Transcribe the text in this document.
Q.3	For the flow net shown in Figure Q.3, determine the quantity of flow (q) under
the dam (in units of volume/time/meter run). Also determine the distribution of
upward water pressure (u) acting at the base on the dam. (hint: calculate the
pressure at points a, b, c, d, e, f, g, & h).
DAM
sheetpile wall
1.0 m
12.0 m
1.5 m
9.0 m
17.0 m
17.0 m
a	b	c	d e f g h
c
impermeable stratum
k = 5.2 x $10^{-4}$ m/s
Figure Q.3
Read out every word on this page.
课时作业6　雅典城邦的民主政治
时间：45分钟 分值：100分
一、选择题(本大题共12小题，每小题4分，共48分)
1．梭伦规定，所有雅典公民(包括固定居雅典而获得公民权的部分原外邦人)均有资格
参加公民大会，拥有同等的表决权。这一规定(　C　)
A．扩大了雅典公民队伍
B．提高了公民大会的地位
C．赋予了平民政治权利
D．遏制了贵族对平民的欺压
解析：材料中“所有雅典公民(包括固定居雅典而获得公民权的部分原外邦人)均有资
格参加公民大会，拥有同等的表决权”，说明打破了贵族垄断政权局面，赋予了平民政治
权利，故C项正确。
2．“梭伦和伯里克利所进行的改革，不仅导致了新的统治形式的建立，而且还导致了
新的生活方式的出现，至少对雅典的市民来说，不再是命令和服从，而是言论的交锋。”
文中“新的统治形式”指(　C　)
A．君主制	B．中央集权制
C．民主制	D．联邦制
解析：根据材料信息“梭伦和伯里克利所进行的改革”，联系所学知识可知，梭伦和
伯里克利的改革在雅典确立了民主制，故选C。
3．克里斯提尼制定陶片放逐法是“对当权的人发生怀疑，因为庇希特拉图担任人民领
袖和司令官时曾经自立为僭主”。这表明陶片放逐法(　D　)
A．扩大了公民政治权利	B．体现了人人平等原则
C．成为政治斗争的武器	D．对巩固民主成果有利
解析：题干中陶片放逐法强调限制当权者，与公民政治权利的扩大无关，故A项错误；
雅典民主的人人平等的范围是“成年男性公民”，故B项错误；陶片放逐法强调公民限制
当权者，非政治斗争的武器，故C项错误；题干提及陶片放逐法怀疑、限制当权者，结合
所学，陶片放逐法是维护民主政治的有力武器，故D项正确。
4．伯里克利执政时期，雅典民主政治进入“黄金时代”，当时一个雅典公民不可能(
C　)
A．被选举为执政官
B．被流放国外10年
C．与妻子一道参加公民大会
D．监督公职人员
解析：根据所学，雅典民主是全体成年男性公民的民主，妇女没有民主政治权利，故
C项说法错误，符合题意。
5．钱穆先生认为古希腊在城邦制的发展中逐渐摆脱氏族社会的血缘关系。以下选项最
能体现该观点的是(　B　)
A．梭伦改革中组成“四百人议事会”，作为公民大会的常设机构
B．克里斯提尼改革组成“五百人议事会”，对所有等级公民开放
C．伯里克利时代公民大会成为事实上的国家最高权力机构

INSTRUCTION
Repeat the data precisely, reproducing every entry.

RESULT FOR THIS TASK
Transcribe the text in this document.
Q.3	For the flow net shown in Figure Q.3, determine the quantity of flow (q) under
the dam (in units of volume/time/meter run). Also determine the distribution of
upward water pressure (u) acting at the base on the dam. (hint: calculate the
pressure at points a, b, c, d, e, f, g, & h).
DAM
sheetpile wall
1.0 m
12.0 m
1.5 m
9.0 m
17.0 m
17.0 m
a	b	c	d e f g h
c
impermeable stratum
k = 5.2 x $10^{-4}$ m/s
Figure Q.3
Read out every word on this page.
课时作业6　雅典城邦的民主政治
时间：45分钟 分值：100分
一、选择题(本大题共12小题，每小题4分，共48分)
1．梭伦规定，所有雅典公民(包括固定居雅典而获得公民权的部分原外邦人)均有资格
参加公民大会，拥有同等的表决权。这一规定(　C　)
A．扩大了雅典公民队伍
B．提高了公民大会的地位
C．赋予了平民政治权利
D．遏制了贵族对平民的欺压
解析：材料中“所有雅典公民(包括固定居雅典而获得公民权的部分原外邦人)均有资
格参加公民大会，拥有同等的表决权”，说明打破了贵族垄断政权局面，赋予了平民政治
权利，故C项正确。
2．“梭伦和伯里克利所进行的改革，不仅导致了新的统治形式的建立，而且还导致了
新的生活方式的出现，至少对雅典的市民来说，不再是命令和服从，而是言论的交锋。”
文中“新的统治形式”指(　C　)
A．君主制	B．中央集权制
C．民主制	D．联邦制
解析：根据材料信息“梭伦和伯里克利所进行的改革”，联系所学知识可知，梭伦和
伯里克利的改革在雅典确立了民主制，故选C。
3．克里斯提尼制定陶片放逐法是“对当权的人发生怀疑，因为庇希特拉图担任人民领
袖和司令官时曾经自立为僭主”。这表明陶片放逐法(　D　)
A．扩大了公民政治权利	B．体现了人人平等原则
C．成为政治斗争的武器	D．对巩固民主成果有利
解析：题干中陶片放逐法强调限制当权者，与公民政治权利的扩大无关，故A项错误；
雅典民主的人人平等的范围是“成年男性公民”，故B项错误；陶片放逐法强调公民限制
当权者，非政治斗争的武器，故C项错误；题干提及陶片放逐法怀疑、限制当权者，结合
所学，陶片放逐法是维护民主政治的有力武器，故D项正确。
4．伯里克利执政时期，雅典民主政治进入“黄金时代”，当时一个雅典公民不可能(
C　)
A．被选举为执政官
B．被流放国外10年
C．与妻子一道参加公民大会
D．监督公职人员
解析：根据所学，雅典民主是全体成年男性公民的民主，妇女没有民主政治权利，故
C项说法错误，符合题意。
5．钱穆先生认为古希腊在城邦制的发展中逐渐摆脱氏族社会的血缘关系。以下选项最
能体现该观点的是(　B　)
A．梭伦改革中组成“四百人议事会”，作为公民大会的常设机构
B．克里斯提尼改革组成“五百人议事会”，对所有等级公民开放
C．伯里克利时代公民大会成为事实上的国家最高权力机构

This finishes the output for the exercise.